Data excerpts:
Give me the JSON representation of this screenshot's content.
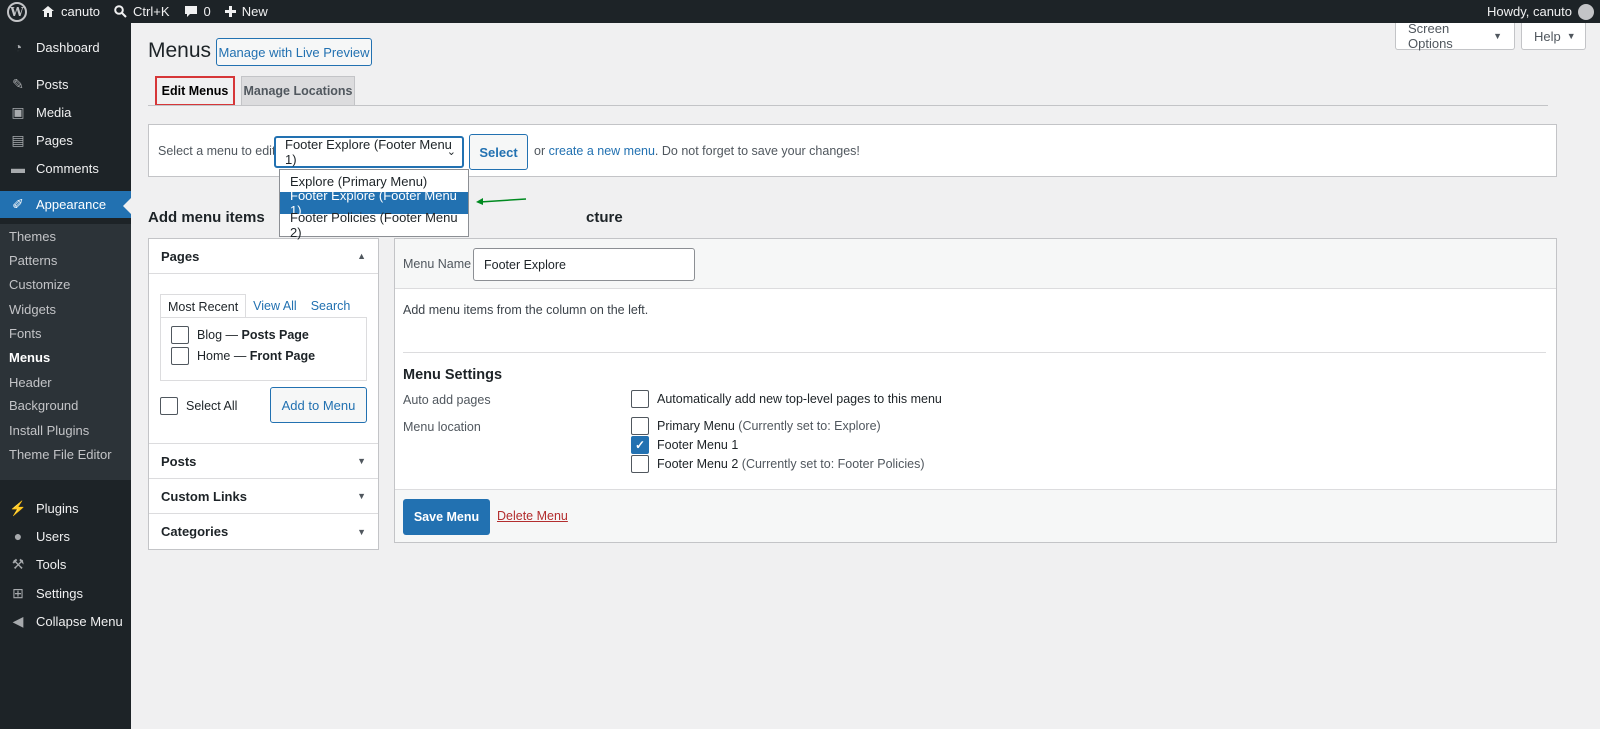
{
  "adminbar": {
    "site_name": "canuto",
    "search_shortcut": "Ctrl+K",
    "comments_count": "0",
    "new_label": "New",
    "howdy": "Howdy, canuto"
  },
  "sidebar": {
    "items": [
      {
        "label": "Dashboard",
        "icon": "dashboard-icon"
      },
      {
        "label": "Posts",
        "icon": "pin-icon"
      },
      {
        "label": "Media",
        "icon": "media-icon"
      },
      {
        "label": "Pages",
        "icon": "pages-icon"
      },
      {
        "label": "Comments",
        "icon": "comment-icon"
      },
      {
        "label": "Appearance",
        "icon": "brush-icon"
      },
      {
        "label": "Plugins",
        "icon": "plugin-icon"
      },
      {
        "label": "Users",
        "icon": "user-icon"
      },
      {
        "label": "Tools",
        "icon": "wrench-icon"
      },
      {
        "label": "Settings",
        "icon": "settings-icon"
      },
      {
        "label": "Collapse Menu",
        "icon": "collapse-icon"
      }
    ],
    "appearance_sub": [
      "Themes",
      "Patterns",
      "Customize",
      "Widgets",
      "Fonts",
      "Menus",
      "Header",
      "Background",
      "Install Plugins",
      "Theme File Editor"
    ]
  },
  "header": {
    "title": "Menus",
    "live_preview": "Manage with Live Preview",
    "screen_options": "Screen Options",
    "help": "Help"
  },
  "tabs": [
    "Edit Menus",
    "Manage Locations"
  ],
  "select_menu": {
    "label": "Select a menu to edit:",
    "current": "Footer Explore (Footer Menu 1)",
    "button": "Select",
    "or_text": "or",
    "create_link": "create a new menu",
    "suffix": ". Do not forget to save your changes!",
    "options": [
      "Explore (Primary Menu)",
      "Footer Explore (Footer Menu 1)",
      "Footer Policies (Footer Menu 2)"
    ]
  },
  "add_items": {
    "heading": "Add menu items",
    "pages_title": "Pages",
    "tabs": [
      "Most Recent",
      "View All",
      "Search"
    ],
    "pages": [
      {
        "title": "Blog",
        "suffix": "Posts Page"
      },
      {
        "title": "Home",
        "suffix": "Front Page"
      }
    ],
    "sep": " — ",
    "select_all": "Select All",
    "add_button": "Add to Menu",
    "sections": [
      "Posts",
      "Custom Links",
      "Categories"
    ]
  },
  "structure": {
    "heading": "Menu structure",
    "heading_visible": "cture",
    "name_label": "Menu Name",
    "name_value": "Footer Explore",
    "hint": "Add menu items from the column on the left.",
    "settings_title": "Menu Settings",
    "auto_add_label": "Auto add pages",
    "auto_add_text": "Automatically add new top-level pages to this menu",
    "location_label": "Menu location",
    "locations": [
      {
        "name": "Primary Menu",
        "note": "(Currently set to: Explore)",
        "checked": false
      },
      {
        "name": "Footer Menu 1",
        "note": "",
        "checked": true
      },
      {
        "name": "Footer Menu 2",
        "note": "(Currently set to: Footer Policies)",
        "checked": false
      }
    ],
    "save": "Save Menu",
    "delete": "Delete Menu"
  },
  "colors": {
    "accent": "#2271b1",
    "sidebar": "#1d2327",
    "highlight_border": "#d63638",
    "arrow": "#008a20"
  }
}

→ **DESCRIPTION OF THE TASK**: Without the pictures, transcribe the listing above exactly.

→ **FINAL RESULT**:
Give me the JSON representation of this screenshot's content.
{
  "adminbar": {
    "site_name": "canuto",
    "search_shortcut": "Ctrl+K",
    "comments_count": "0",
    "new_label": "New",
    "howdy": "Howdy, canuto"
  },
  "sidebar": {
    "items": [
      {
        "label": "Dashboard",
        "icon": "dashboard-icon"
      },
      {
        "label": "Posts",
        "icon": "pin-icon"
      },
      {
        "label": "Media",
        "icon": "media-icon"
      },
      {
        "label": "Pages",
        "icon": "pages-icon"
      },
      {
        "label": "Comments",
        "icon": "comment-icon"
      },
      {
        "label": "Appearance",
        "icon": "brush-icon"
      },
      {
        "label": "Plugins",
        "icon": "plugin-icon"
      },
      {
        "label": "Users",
        "icon": "user-icon"
      },
      {
        "label": "Tools",
        "icon": "wrench-icon"
      },
      {
        "label": "Settings",
        "icon": "settings-icon"
      },
      {
        "label": "Collapse Menu",
        "icon": "collapse-icon"
      }
    ],
    "appearance_sub": [
      "Themes",
      "Patterns",
      "Customize",
      "Widgets",
      "Fonts",
      "Menus",
      "Header",
      "Background",
      "Install Plugins",
      "Theme File Editor"
    ]
  },
  "header": {
    "title": "Menus",
    "live_preview": "Manage with Live Preview",
    "screen_options": "Screen Options",
    "help": "Help"
  },
  "tabs": [
    "Edit Menus",
    "Manage Locations"
  ],
  "select_menu": {
    "label": "Select a menu to edit:",
    "current": "Footer Explore (Footer Menu 1)",
    "button": "Select",
    "or_text": "or",
    "create_link": "create a new menu",
    "suffix": ". Do not forget to save your changes!",
    "options": [
      "Explore (Primary Menu)",
      "Footer Explore (Footer Menu 1)",
      "Footer Policies (Footer Menu 2)"
    ]
  },
  "add_items": {
    "heading": "Add menu items",
    "pages_title": "Pages",
    "tabs": [
      "Most Recent",
      "View All",
      "Search"
    ],
    "pages": [
      {
        "title": "Blog",
        "suffix": "Posts Page"
      },
      {
        "title": "Home",
        "suffix": "Front Page"
      }
    ],
    "sep": " — ",
    "select_all": "Select All",
    "add_button": "Add to Menu",
    "sections": [
      "Posts",
      "Custom Links",
      "Categories"
    ]
  },
  "structure": {
    "heading": "Menu structure",
    "heading_visible": "cture",
    "name_label": "Menu Name",
    "name_value": "Footer Explore",
    "hint": "Add menu items from the column on the left.",
    "settings_title": "Menu Settings",
    "auto_add_label": "Auto add pages",
    "auto_add_text": "Automatically add new top-level pages to this menu",
    "location_label": "Menu location",
    "locations": [
      {
        "name": "Primary Menu",
        "note": "(Currently set to: Explore)",
        "checked": false
      },
      {
        "name": "Footer Menu 1",
        "note": "",
        "checked": true
      },
      {
        "name": "Footer Menu 2",
        "note": "(Currently set to: Footer Policies)",
        "checked": false
      }
    ],
    "save": "Save Menu",
    "delete": "Delete Menu"
  },
  "colors": {
    "accent": "#2271b1",
    "sidebar": "#1d2327",
    "highlight_border": "#d63638",
    "arrow": "#008a20"
  }
}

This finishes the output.